--- begin ---

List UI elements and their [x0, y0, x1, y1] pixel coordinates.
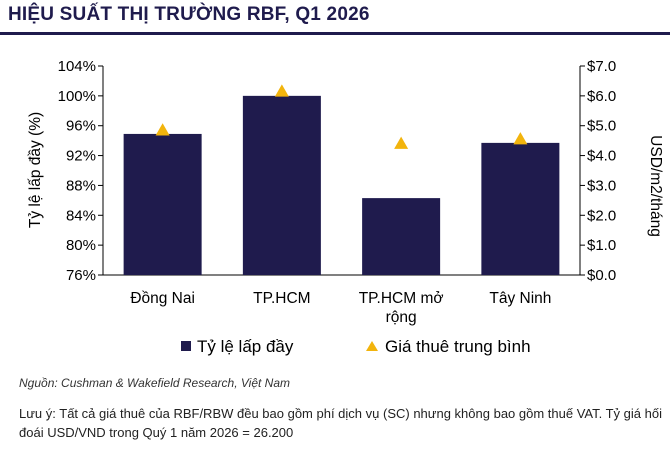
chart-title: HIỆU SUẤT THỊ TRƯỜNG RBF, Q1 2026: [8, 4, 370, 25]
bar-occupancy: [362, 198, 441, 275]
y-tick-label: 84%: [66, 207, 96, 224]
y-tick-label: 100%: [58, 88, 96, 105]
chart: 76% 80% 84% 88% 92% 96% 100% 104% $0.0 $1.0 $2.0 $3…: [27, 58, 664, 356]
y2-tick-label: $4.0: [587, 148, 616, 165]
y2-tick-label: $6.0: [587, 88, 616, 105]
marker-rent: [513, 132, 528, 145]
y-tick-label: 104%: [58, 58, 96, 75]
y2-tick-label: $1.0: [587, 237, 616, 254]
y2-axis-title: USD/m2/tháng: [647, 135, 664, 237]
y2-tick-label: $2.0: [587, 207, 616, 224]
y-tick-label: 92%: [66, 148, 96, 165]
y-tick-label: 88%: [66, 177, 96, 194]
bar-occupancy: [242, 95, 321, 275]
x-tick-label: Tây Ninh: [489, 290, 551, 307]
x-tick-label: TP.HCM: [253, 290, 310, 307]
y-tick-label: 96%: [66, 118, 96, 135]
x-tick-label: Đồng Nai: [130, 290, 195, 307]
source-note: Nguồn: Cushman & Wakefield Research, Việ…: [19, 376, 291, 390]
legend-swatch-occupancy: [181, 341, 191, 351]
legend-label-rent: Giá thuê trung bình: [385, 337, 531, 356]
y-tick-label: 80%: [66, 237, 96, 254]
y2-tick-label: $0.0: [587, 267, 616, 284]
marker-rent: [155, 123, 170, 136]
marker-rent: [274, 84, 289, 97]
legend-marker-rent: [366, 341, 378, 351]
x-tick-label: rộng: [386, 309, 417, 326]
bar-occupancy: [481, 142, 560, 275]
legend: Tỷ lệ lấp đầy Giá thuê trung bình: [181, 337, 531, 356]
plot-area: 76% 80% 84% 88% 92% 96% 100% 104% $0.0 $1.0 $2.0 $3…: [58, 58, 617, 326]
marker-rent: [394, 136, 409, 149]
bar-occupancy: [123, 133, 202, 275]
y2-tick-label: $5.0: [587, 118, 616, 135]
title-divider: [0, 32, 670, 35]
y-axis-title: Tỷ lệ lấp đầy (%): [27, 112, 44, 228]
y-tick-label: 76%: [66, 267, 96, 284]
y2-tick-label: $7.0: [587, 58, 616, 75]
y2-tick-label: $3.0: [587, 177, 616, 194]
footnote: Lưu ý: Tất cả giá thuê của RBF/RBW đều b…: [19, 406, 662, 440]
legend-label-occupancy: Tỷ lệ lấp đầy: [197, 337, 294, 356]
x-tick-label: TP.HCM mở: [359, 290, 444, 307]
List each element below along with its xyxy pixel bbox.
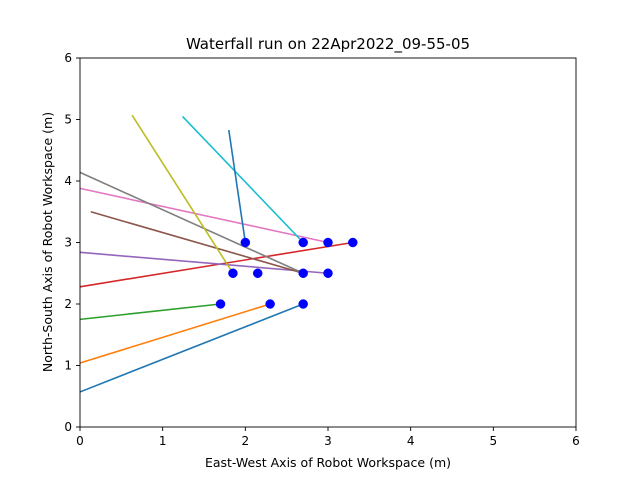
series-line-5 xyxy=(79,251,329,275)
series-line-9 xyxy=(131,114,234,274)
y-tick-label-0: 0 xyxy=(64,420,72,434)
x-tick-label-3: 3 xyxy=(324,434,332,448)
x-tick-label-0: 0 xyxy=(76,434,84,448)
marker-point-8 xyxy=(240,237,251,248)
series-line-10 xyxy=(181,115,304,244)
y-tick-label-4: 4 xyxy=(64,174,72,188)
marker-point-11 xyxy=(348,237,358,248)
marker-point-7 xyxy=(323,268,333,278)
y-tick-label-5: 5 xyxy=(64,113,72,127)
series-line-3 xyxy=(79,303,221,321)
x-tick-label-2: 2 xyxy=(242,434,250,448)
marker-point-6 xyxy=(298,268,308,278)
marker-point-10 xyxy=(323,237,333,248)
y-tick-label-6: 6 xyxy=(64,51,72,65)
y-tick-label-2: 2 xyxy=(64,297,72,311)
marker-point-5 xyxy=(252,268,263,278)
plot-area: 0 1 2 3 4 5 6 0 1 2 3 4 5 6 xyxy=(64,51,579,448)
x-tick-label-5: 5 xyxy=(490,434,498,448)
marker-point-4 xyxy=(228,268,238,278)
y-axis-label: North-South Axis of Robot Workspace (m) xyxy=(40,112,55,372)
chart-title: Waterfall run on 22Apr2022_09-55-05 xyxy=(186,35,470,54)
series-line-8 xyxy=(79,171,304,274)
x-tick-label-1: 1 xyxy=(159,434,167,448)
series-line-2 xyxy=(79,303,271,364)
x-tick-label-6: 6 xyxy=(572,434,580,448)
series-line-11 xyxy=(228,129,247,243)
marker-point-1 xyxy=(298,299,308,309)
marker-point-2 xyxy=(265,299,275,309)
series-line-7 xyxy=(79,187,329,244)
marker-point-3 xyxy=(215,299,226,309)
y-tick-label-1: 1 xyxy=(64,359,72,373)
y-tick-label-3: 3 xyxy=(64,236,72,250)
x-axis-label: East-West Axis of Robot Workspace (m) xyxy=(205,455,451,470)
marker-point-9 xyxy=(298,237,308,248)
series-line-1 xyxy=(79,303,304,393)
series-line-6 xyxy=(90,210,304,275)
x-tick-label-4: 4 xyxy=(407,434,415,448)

--- end ---

#### SET PROBLEM
Reproduce every line of the records above verbatim, leaving out the pictures.

#### OUTPUT FOR THIS EXERCISE
List UI elements and their [x0, y0, x1, y1] pixel coordinates.
chart-title: HIỆU SUẤT THỊ TRƯỜNG RBF, Q1 2026: [8, 4, 370, 25]
bar-occupancy: [362, 198, 441, 275]
y-tick-label: 84%: [66, 207, 96, 224]
y-tick-label: 100%: [58, 88, 96, 105]
chart: 76% 80% 84% 88% 92% 96% 100% 104% $0.0 $1.0 $2.0 $3…: [27, 58, 664, 356]
y2-tick-label: $4.0: [587, 148, 616, 165]
y2-tick-label: $6.0: [587, 88, 616, 105]
marker-rent: [513, 132, 528, 145]
y-tick-label: 104%: [58, 58, 96, 75]
y2-tick-label: $1.0: [587, 237, 616, 254]
y2-axis-title: USD/m2/tháng: [647, 135, 664, 237]
y2-tick-label: $2.0: [587, 207, 616, 224]
y-tick-label: 92%: [66, 148, 96, 165]
y-tick-label: 88%: [66, 177, 96, 194]
bar-occupancy: [242, 95, 321, 275]
x-tick-label: Tây Ninh: [489, 290, 551, 307]
x-tick-label: TP.HCM: [253, 290, 310, 307]
y-tick-label: 96%: [66, 118, 96, 135]
x-tick-label: Đồng Nai: [130, 290, 195, 307]
source-note: Nguồn: Cushman & Wakefield Research, Việ…: [19, 376, 291, 390]
legend-swatch-occupancy: [181, 341, 191, 351]
legend-label-rent: Giá thuê trung bình: [385, 337, 531, 356]
y-tick-label: 80%: [66, 237, 96, 254]
y2-tick-label: $0.0: [587, 267, 616, 284]
marker-rent: [155, 123, 170, 136]
marker-rent: [274, 84, 289, 97]
legend-marker-rent: [366, 341, 378, 351]
x-tick-label: rộng: [386, 309, 417, 326]
bar-occupancy: [481, 142, 560, 275]
legend: Tỷ lệ lấp đầy Giá thuê trung bình: [181, 337, 531, 356]
plot-area: 76% 80% 84% 88% 92% 96% 100% 104% $0.0 $1.0 $2.0 $3…: [58, 58, 617, 326]
marker-rent: [394, 136, 409, 149]
bar-occupancy: [123, 133, 202, 275]
y2-tick-label: $5.0: [587, 118, 616, 135]
title-divider: [0, 32, 670, 35]
y-axis-title: Tỷ lệ lấp đầy (%): [27, 112, 44, 228]
y-tick-label: 76%: [66, 267, 96, 284]
y2-tick-label: $7.0: [587, 58, 616, 75]
y2-tick-label: $3.0: [587, 177, 616, 194]
footnote: Lưu ý: Tất cả giá thuê của RBF/RBW đều b…: [19, 406, 662, 440]
legend-label-occupancy: Tỷ lệ lấp đầy: [197, 337, 294, 356]
x-tick-label: TP.HCM mở: [359, 290, 444, 307]
List each element below along with its xyxy pixel bbox.
series-line-5 xyxy=(79,251,329,275)
series-line-9 xyxy=(131,114,234,274)
y-tick-label-0: 0 xyxy=(64,420,72,434)
x-tick-label-3: 3 xyxy=(324,434,332,448)
x-tick-label-0: 0 xyxy=(76,434,84,448)
marker-point-8 xyxy=(240,237,251,248)
series-line-10 xyxy=(181,115,304,244)
y-tick-label-4: 4 xyxy=(64,174,72,188)
marker-point-11 xyxy=(348,237,358,248)
marker-point-7 xyxy=(323,268,333,278)
y-tick-label-5: 5 xyxy=(64,113,72,127)
series-line-3 xyxy=(79,303,221,321)
x-tick-label-2: 2 xyxy=(242,434,250,448)
marker-point-6 xyxy=(298,268,308,278)
marker-point-10 xyxy=(323,237,333,248)
y-tick-label-6: 6 xyxy=(64,51,72,65)
y-tick-label-2: 2 xyxy=(64,297,72,311)
marker-point-5 xyxy=(252,268,263,278)
plot-area: 0 1 2 3 4 5 6 0 1 2 3 4 5 6 xyxy=(64,51,579,448)
x-tick-label-5: 5 xyxy=(490,434,498,448)
marker-point-4 xyxy=(228,268,238,278)
y-axis-label: North-South Axis of Robot Workspace (m) xyxy=(40,112,55,372)
chart-title: Waterfall run on 22Apr2022_09-55-05 xyxy=(186,35,470,54)
series-line-8 xyxy=(79,171,304,274)
x-tick-label-1: 1 xyxy=(159,434,167,448)
series-line-2 xyxy=(79,303,271,364)
x-tick-label-6: 6 xyxy=(572,434,580,448)
series-line-11 xyxy=(228,129,247,243)
marker-point-1 xyxy=(298,299,308,309)
marker-point-2 xyxy=(265,299,275,309)
series-line-7 xyxy=(79,187,329,244)
marker-point-3 xyxy=(215,299,226,309)
y-tick-label-1: 1 xyxy=(64,359,72,373)
y-tick-label-3: 3 xyxy=(64,236,72,250)
x-axis-label: East-West Axis of Robot Workspace (m) xyxy=(205,455,451,470)
marker-point-9 xyxy=(298,237,308,248)
series-line-1 xyxy=(79,303,304,393)
series-line-6 xyxy=(90,210,304,275)
x-tick-label-4: 4 xyxy=(407,434,415,448)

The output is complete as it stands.